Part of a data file
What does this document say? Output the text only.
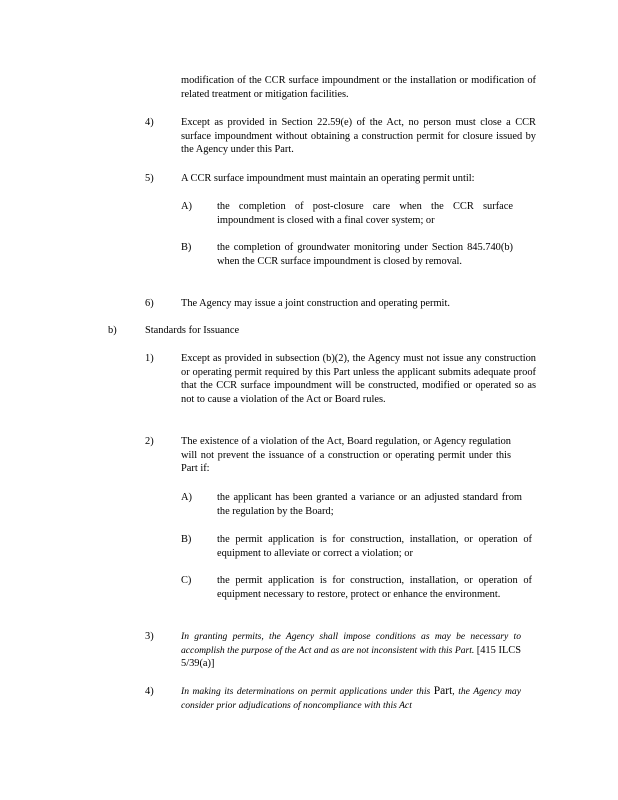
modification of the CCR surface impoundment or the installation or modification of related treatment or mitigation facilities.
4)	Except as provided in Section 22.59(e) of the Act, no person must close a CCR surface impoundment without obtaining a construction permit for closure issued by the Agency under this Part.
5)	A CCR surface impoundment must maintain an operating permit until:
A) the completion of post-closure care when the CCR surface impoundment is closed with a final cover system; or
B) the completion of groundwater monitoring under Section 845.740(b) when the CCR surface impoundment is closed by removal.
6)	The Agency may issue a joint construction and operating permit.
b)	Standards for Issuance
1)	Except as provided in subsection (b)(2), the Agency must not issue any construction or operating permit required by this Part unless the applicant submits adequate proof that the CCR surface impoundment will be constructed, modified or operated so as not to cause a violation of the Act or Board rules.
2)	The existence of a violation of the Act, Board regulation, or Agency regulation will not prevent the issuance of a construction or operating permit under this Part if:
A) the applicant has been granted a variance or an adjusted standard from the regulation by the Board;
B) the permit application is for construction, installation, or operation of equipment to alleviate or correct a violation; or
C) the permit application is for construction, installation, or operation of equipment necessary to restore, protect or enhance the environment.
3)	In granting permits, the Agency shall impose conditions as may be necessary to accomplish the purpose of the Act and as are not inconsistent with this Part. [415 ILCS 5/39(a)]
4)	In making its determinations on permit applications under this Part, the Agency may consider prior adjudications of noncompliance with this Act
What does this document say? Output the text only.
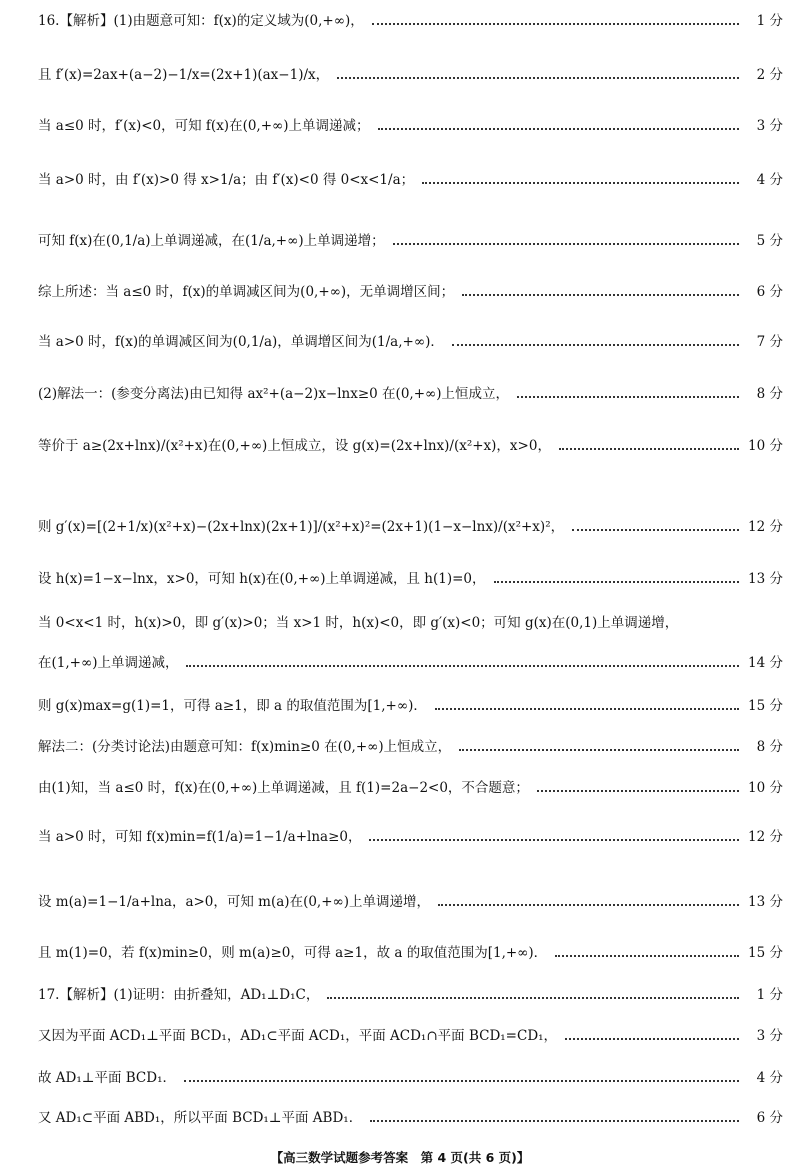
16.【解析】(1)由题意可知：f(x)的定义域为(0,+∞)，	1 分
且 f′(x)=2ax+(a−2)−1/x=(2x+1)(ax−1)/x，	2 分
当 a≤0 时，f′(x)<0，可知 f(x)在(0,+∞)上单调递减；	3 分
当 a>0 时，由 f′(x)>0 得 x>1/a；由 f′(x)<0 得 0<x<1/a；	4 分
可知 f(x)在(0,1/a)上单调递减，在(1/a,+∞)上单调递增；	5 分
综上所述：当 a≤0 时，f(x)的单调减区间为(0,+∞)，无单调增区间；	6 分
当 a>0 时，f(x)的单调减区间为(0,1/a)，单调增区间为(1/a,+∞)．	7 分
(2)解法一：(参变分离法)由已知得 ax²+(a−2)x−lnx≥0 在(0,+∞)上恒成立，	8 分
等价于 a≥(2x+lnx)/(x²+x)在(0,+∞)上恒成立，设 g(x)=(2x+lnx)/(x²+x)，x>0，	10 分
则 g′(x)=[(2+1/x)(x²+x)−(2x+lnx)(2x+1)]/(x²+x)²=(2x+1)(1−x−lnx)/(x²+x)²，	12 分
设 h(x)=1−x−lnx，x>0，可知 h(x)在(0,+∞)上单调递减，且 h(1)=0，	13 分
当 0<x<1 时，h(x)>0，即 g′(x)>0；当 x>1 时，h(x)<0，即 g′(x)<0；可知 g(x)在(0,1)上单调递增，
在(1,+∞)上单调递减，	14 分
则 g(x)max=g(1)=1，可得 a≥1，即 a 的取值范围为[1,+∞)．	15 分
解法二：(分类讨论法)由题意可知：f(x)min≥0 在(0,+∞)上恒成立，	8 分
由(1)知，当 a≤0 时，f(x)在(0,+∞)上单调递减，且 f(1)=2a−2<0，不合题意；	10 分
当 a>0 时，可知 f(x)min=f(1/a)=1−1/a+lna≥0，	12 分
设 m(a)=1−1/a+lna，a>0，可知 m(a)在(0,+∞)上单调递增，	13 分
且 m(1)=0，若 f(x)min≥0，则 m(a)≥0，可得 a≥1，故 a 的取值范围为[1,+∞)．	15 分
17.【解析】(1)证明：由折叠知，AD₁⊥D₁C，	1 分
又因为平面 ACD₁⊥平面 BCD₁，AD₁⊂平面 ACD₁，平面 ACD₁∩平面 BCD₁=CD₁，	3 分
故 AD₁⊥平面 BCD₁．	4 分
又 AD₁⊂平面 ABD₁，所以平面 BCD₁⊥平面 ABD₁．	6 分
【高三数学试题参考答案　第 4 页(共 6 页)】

TASK: Extract every line containing the string "provided" from the data above.

THE SOLUTION:
4)	Except as provided in Section 22.59(e) of the Act, no person must close a CCR surface impoundment without obtaining a construction permit for closure issued by the Agency under this Part.
1)	Except as provided in subsection (b)(2), the Agency must not issue any construction or operating permit required by this Part unless the applicant submits adequate proof that the CCR surface impoundment will be constructed, modified or operated so as not to cause a violation of the Act or Board rules.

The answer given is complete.